GOAL OF THE EXERCISE » Every line of the material below must be repeated exactly.

Dataset entries »
►

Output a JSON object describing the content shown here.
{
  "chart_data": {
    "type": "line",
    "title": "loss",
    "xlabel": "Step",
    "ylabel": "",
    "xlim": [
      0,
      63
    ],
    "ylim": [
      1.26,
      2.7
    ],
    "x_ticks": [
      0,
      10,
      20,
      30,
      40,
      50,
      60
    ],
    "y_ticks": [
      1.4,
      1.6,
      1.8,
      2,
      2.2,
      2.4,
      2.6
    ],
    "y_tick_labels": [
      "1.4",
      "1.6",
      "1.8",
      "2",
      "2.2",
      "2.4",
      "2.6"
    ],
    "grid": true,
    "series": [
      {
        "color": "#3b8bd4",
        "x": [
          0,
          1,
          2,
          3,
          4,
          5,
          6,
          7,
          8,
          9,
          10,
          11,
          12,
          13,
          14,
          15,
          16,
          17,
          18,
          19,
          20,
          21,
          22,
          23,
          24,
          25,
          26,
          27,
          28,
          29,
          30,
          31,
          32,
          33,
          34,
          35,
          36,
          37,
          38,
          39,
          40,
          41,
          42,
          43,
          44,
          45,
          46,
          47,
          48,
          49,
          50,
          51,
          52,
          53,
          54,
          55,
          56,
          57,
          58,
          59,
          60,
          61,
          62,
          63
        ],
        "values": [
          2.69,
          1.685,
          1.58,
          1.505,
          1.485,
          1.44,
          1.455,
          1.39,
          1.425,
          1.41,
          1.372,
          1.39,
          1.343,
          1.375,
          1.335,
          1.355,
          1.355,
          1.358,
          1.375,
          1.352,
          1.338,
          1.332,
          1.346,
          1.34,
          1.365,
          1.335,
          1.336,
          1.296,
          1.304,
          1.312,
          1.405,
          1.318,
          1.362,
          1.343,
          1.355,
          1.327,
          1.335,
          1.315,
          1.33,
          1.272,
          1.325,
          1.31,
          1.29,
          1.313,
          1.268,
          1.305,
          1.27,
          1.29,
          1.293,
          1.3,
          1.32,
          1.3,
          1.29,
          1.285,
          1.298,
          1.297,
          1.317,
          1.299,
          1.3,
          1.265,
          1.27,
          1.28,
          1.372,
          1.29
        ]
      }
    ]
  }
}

◄

TASK RESULT »
Output a JSON object describing the content shown here.
{
  "chart_data": {
    "type": "line",
    "title": "loss",
    "xlabel": "Step",
    "ylabel": "",
    "xlim": [
      0,
      63
    ],
    "ylim": [
      1.26,
      2.7
    ],
    "x_ticks": [
      0,
      10,
      20,
      30,
      40,
      50,
      60
    ],
    "y_ticks": [
      1.4,
      1.6,
      1.8,
      2,
      2.2,
      2.4,
      2.6
    ],
    "y_tick_labels": [
      "1.4",
      "1.6",
      "1.8",
      "2",
      "2.2",
      "2.4",
      "2.6"
    ],
    "grid": true,
    "series": [
      {
        "color": "#3b8bd4",
        "x": [
          0,
          1,
          2,
          3,
          4,
          5,
          6,
          7,
          8,
          9,
          10,
          11,
          12,
          13,
          14,
          15,
          16,
          17,
          18,
          19,
          20,
          21,
          22,
          23,
          24,
          25,
          26,
          27,
          28,
          29,
          30,
          31,
          32,
          33,
          34,
          35,
          36,
          37,
          38,
          39,
          40,
          41,
          42,
          43,
          44,
          45,
          46,
          47,
          48,
          49,
          50,
          51,
          52,
          53,
          54,
          55,
          56,
          57,
          58,
          59,
          60,
          61,
          62,
          63
        ],
        "values": [
          2.69,
          1.685,
          1.58,
          1.505,
          1.485,
          1.44,
          1.455,
          1.39,
          1.425,
          1.41,
          1.372,
          1.39,
          1.343,
          1.375,
          1.335,
          1.355,
          1.355,
          1.358,
          1.375,
          1.352,
          1.338,
          1.332,
          1.346,
          1.34,
          1.365,
          1.335,
          1.336,
          1.296,
          1.304,
          1.312,
          1.405,
          1.318,
          1.362,
          1.343,
          1.355,
          1.327,
          1.335,
          1.315,
          1.33,
          1.272,
          1.325,
          1.31,
          1.29,
          1.313,
          1.268,
          1.305,
          1.27,
          1.29,
          1.293,
          1.3,
          1.32,
          1.3,
          1.29,
          1.285,
          1.298,
          1.297,
          1.317,
          1.299,
          1.3,
          1.265,
          1.27,
          1.28,
          1.372,
          1.29
        ]
      }
    ]
  }
}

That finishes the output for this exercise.